__Exercise task__
Your answer should be a single number: the count of lines that include the word "this".

Stored records
──────
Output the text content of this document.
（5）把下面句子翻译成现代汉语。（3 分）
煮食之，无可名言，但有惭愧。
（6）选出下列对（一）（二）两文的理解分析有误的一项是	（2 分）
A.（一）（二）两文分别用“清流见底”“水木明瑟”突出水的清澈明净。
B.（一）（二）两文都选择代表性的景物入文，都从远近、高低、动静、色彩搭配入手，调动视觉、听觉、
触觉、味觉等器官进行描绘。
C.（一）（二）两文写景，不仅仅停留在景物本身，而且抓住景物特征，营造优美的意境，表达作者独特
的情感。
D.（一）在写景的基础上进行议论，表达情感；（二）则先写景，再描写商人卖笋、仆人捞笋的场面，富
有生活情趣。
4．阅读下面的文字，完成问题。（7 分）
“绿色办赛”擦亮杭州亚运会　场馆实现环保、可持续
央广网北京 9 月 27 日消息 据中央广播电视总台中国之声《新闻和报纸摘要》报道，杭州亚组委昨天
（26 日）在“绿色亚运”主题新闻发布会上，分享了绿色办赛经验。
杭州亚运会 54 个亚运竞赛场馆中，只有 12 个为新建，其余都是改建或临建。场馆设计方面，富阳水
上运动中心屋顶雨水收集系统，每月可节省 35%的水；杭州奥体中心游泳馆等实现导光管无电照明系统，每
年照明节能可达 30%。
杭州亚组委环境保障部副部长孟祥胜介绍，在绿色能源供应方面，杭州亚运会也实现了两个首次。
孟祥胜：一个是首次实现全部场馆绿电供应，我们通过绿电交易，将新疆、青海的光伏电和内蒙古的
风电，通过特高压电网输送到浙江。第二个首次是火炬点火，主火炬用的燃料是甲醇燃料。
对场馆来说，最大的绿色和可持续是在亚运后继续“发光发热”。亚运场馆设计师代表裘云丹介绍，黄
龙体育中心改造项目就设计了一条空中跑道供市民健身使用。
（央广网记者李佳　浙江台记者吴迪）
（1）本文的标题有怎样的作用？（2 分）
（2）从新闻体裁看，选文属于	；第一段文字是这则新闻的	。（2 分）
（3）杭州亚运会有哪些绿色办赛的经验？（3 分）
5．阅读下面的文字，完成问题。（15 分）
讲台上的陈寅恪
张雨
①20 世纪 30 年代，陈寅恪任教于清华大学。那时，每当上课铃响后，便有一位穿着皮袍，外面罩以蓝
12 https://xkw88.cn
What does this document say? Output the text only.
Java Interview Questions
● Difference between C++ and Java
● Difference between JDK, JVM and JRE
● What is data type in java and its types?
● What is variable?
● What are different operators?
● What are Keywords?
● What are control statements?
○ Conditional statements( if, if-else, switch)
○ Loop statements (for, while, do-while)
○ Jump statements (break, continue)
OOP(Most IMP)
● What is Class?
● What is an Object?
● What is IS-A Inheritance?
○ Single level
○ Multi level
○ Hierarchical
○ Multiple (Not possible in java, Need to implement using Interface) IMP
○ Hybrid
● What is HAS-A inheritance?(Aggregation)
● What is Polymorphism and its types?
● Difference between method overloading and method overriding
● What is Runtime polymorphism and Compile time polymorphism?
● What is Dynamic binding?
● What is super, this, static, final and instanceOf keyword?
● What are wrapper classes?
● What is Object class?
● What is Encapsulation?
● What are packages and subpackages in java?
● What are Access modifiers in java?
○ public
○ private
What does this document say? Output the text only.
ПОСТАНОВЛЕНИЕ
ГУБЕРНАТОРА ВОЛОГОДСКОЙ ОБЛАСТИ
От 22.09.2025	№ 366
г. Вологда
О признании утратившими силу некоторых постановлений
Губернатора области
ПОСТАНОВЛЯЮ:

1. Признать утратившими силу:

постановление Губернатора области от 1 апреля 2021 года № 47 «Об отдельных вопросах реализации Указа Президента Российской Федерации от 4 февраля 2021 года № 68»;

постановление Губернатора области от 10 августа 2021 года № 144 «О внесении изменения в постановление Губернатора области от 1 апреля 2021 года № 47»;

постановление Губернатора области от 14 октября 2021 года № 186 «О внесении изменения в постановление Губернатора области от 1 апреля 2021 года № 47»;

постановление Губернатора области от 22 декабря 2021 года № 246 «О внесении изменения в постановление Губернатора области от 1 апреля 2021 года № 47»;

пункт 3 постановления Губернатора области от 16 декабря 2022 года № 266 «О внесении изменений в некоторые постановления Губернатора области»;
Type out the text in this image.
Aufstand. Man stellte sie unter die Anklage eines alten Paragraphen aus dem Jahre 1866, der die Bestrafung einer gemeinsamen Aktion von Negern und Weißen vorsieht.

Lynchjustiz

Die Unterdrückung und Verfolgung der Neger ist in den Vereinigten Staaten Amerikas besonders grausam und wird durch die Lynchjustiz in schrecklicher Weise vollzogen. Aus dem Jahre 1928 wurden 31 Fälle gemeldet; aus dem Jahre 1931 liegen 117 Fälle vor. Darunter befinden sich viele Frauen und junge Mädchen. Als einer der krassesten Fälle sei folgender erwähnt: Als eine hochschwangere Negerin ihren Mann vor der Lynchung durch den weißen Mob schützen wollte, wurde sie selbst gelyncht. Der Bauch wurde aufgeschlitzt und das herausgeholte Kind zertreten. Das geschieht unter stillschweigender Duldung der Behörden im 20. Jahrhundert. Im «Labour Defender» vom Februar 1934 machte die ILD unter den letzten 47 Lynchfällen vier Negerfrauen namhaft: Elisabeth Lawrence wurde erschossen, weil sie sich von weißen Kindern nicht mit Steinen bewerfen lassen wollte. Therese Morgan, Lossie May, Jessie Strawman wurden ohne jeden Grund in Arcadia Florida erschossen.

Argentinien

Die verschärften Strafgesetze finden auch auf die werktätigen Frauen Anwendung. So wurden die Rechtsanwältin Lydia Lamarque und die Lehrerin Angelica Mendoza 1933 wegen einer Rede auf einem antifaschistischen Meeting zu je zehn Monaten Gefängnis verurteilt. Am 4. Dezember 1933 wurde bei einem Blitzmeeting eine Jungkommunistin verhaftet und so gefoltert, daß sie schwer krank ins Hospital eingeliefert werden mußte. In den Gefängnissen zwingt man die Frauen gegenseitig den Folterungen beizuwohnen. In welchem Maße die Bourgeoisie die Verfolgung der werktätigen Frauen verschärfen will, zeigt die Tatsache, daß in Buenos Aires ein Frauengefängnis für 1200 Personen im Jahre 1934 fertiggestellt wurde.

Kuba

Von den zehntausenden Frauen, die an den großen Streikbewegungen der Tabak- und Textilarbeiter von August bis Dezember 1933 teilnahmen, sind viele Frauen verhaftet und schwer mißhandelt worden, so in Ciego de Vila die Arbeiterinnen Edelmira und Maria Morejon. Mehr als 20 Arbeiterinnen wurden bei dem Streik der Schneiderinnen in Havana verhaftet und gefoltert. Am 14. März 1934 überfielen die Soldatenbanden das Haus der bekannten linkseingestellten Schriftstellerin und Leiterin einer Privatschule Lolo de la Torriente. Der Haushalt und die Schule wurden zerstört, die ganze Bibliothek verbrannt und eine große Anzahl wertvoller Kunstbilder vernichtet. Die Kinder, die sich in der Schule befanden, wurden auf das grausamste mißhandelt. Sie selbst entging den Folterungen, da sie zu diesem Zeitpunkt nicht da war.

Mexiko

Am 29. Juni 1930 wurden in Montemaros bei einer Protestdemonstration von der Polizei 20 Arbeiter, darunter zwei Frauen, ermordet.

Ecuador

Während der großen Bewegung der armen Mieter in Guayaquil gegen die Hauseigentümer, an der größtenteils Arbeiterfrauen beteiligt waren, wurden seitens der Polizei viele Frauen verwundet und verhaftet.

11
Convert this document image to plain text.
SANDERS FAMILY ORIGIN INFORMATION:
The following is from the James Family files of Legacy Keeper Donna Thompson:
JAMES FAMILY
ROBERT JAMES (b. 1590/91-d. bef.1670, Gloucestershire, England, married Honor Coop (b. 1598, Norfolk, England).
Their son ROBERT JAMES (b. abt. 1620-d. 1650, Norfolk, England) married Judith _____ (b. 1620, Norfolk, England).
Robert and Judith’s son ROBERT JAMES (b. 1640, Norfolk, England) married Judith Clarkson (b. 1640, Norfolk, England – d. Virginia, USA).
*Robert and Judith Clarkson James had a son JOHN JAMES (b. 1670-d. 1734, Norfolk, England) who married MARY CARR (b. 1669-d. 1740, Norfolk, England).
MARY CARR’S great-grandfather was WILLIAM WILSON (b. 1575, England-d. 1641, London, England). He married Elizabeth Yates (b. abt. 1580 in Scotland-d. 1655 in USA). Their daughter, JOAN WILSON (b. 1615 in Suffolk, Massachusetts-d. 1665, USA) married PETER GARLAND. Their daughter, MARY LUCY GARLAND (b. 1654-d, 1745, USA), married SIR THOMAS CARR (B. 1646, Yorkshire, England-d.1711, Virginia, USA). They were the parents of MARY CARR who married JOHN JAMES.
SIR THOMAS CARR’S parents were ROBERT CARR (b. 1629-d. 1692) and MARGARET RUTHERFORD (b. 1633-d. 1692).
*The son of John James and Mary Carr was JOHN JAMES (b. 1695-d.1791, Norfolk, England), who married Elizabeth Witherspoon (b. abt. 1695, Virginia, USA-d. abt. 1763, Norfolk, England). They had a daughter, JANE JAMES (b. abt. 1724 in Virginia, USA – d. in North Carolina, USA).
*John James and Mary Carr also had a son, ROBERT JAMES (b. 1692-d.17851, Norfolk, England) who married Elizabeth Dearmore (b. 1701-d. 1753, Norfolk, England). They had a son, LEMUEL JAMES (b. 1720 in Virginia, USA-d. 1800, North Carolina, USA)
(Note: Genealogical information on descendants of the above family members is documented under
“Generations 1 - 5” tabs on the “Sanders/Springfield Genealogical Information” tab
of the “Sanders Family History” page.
──────
__The output__
6